┏━━
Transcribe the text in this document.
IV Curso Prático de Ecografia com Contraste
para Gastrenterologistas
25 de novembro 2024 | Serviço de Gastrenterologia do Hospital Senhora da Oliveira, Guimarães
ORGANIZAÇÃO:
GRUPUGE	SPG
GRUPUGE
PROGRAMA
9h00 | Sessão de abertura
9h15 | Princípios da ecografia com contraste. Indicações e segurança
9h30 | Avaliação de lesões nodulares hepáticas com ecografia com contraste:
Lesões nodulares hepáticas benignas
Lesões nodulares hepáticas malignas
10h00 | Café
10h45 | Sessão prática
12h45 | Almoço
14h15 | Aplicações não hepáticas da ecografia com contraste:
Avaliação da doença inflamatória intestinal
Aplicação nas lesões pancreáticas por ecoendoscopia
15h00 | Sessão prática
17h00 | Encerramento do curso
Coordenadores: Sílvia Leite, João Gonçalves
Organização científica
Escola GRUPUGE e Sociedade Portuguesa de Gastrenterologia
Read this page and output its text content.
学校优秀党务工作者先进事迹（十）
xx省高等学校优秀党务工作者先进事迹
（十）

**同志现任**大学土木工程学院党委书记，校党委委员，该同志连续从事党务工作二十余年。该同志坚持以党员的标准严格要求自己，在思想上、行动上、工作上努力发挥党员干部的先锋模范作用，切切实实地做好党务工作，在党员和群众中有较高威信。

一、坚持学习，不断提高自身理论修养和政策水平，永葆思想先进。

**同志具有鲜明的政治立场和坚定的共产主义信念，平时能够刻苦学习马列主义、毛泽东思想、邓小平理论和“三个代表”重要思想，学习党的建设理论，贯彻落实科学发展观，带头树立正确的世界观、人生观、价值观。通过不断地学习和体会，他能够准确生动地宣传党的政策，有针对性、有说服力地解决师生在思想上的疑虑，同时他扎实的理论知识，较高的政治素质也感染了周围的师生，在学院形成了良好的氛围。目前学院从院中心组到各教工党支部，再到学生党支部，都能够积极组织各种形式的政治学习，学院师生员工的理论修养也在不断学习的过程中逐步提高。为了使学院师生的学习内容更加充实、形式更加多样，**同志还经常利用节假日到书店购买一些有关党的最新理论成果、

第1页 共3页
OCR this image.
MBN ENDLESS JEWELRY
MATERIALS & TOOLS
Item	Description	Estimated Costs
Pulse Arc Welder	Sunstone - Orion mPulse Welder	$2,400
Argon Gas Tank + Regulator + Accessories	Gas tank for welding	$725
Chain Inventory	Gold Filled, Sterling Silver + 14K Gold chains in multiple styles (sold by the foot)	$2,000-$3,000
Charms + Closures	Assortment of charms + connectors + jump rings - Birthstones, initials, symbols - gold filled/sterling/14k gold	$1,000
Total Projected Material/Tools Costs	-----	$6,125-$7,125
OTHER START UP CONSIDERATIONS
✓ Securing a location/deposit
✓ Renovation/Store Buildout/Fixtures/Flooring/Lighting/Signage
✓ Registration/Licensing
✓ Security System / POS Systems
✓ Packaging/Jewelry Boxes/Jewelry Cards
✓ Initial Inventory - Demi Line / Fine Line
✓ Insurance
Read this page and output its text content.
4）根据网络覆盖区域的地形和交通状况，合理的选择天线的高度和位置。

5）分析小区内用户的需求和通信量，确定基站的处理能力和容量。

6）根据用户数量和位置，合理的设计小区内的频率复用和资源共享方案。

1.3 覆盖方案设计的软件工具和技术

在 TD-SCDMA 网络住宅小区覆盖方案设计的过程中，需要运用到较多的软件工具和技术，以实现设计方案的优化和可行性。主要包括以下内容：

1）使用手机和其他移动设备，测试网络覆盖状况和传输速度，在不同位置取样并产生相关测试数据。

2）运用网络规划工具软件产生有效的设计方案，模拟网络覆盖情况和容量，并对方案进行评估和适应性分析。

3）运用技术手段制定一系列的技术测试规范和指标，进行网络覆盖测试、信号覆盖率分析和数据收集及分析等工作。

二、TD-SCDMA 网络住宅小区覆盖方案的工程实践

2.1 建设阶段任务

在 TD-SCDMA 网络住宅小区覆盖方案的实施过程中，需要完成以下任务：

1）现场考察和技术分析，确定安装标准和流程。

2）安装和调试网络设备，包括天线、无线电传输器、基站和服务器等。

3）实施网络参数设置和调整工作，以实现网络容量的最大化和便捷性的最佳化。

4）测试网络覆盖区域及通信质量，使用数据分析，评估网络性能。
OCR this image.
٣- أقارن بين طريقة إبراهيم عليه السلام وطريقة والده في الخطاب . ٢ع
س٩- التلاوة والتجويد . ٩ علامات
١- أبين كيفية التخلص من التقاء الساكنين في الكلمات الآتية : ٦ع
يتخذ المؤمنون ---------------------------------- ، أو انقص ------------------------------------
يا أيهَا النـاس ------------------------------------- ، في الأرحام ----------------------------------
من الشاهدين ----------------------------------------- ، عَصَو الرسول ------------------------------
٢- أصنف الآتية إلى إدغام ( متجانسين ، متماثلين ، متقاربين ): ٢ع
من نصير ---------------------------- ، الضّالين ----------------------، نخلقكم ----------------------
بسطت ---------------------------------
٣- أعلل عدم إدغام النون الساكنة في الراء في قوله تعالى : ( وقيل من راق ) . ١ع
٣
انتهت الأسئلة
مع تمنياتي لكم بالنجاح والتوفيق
┗━━
*Set problem*:
Give all the records again. Match them exactly.

*Written reply*:
Transcribe the text in this document.
IV Curso Prático de Ecografia com Contraste
para Gastrenterologistas
25 de novembro 2024 | Serviço de Gastrenterologia do Hospital Senhora da Oliveira, Guimarães
ORGANIZAÇÃO:
GRUPUGE	SPG
GRUPUGE
PROGRAMA
9h00 | Sessão de abertura
9h15 | Princípios da ecografia com contraste. Indicações e segurança
9h30 | Avaliação de lesões nodulares hepáticas com ecografia com contraste:
Lesões nodulares hepáticas benignas
Lesões nodulares hepáticas malignas
10h00 | Café
10h45 | Sessão prática
12h45 | Almoço
14h15 | Aplicações não hepáticas da ecografia com contraste:
Avaliação da doença inflamatória intestinal
Aplicação nas lesões pancreáticas por ecoendoscopia
15h00 | Sessão prática
17h00 | Encerramento do curso
Coordenadores: Sílvia Leite, João Gonçalves
Organização científica
Escola GRUPUGE e Sociedade Portuguesa de Gastrenterologia
Read this page and output its text content.
学校优秀党务工作者先进事迹（十）
xx省高等学校优秀党务工作者先进事迹
（十）

**同志现任**大学土木工程学院党委书记，校党委委员，该同志连续从事党务工作二十余年。该同志坚持以党员的标准严格要求自己，在思想上、行动上、工作上努力发挥党员干部的先锋模范作用，切切实实地做好党务工作，在党员和群众中有较高威信。

一、坚持学习，不断提高自身理论修养和政策水平，永葆思想先进。

**同志具有鲜明的政治立场和坚定的共产主义信念，平时能够刻苦学习马列主义、毛泽东思想、邓小平理论和“三个代表”重要思想，学习党的建设理论，贯彻落实科学发展观，带头树立正确的世界观、人生观、价值观。通过不断地学习和体会，他能够准确生动地宣传党的政策，有针对性、有说服力地解决师生在思想上的疑虑，同时他扎实的理论知识，较高的政治素质也感染了周围的师生，在学院形成了良好的氛围。目前学院从院中心组到各教工党支部，再到学生党支部，都能够积极组织各种形式的政治学习，学院师生员工的理论修养也在不断学习的过程中逐步提高。为了使学院师生的学习内容更加充实、形式更加多样，**同志还经常利用节假日到书店购买一些有关党的最新理论成果、

第1页 共3页
OCR this image.
MBN ENDLESS JEWELRY
MATERIALS & TOOLS
Item	Description	Estimated Costs
Pulse Arc Welder	Sunstone - Orion mPulse Welder	$2,400
Argon Gas Tank + Regulator + Accessories	Gas tank for welding	$725
Chain Inventory	Gold Filled, Sterling Silver + 14K Gold chains in multiple styles (sold by the foot)	$2,000-$3,000
Charms + Closures	Assortment of charms + connectors + jump rings - Birthstones, initials, symbols - gold filled/sterling/14k gold	$1,000
Total Projected Material/Tools Costs	-----	$6,125-$7,125
OTHER START UP CONSIDERATIONS
✓ Securing a location/deposit
✓ Renovation/Store Buildout/Fixtures/Flooring/Lighting/Signage
✓ Registration/Licensing
✓ Security System / POS Systems
✓ Packaging/Jewelry Boxes/Jewelry Cards
✓ Initial Inventory - Demi Line / Fine Line
✓ Insurance
Read this page and output its text content.
4）根据网络覆盖区域的地形和交通状况，合理的选择天线的高度和位置。

5）分析小区内用户的需求和通信量，确定基站的处理能力和容量。

6）根据用户数量和位置，合理的设计小区内的频率复用和资源共享方案。

1.3 覆盖方案设计的软件工具和技术

在 TD-SCDMA 网络住宅小区覆盖方案设计的过程中，需要运用到较多的软件工具和技术，以实现设计方案的优化和可行性。主要包括以下内容：

1）使用手机和其他移动设备，测试网络覆盖状况和传输速度，在不同位置取样并产生相关测试数据。

2）运用网络规划工具软件产生有效的设计方案，模拟网络覆盖情况和容量，并对方案进行评估和适应性分析。

3）运用技术手段制定一系列的技术测试规范和指标，进行网络覆盖测试、信号覆盖率分析和数据收集及分析等工作。

二、TD-SCDMA 网络住宅小区覆盖方案的工程实践

2.1 建设阶段任务

在 TD-SCDMA 网络住宅小区覆盖方案的实施过程中，需要完成以下任务：

1）现场考察和技术分析，确定安装标准和流程。

2）安装和调试网络设备，包括天线、无线电传输器、基站和服务器等。

3）实施网络参数设置和调整工作，以实现网络容量的最大化和便捷性的最佳化。

4）测试网络覆盖区域及通信质量，使用数据分析，评估网络性能。
OCR this image.
٣- أقارن بين طريقة إبراهيم عليه السلام وطريقة والده في الخطاب . ٢ع
س٩- التلاوة والتجويد . ٩ علامات
١- أبين كيفية التخلص من التقاء الساكنين في الكلمات الآتية : ٦ع
يتخذ المؤمنون ---------------------------------- ، أو انقص ------------------------------------
يا أيهَا النـاس ------------------------------------- ، في الأرحام ----------------------------------
من الشاهدين ----------------------------------------- ، عَصَو الرسول ------------------------------
٢- أصنف الآتية إلى إدغام ( متجانسين ، متماثلين ، متقاربين ): ٢ع
من نصير ---------------------------- ، الضّالين ----------------------، نخلقكم ----------------------
بسطت ---------------------------------
٣- أعلل عدم إدغام النون الساكنة في الراء في قوله تعالى : ( وقيل من راق ) . ١ع
٣
انتهت الأسئلة
مع تمنياتي لكم بالنجاح والتوفيق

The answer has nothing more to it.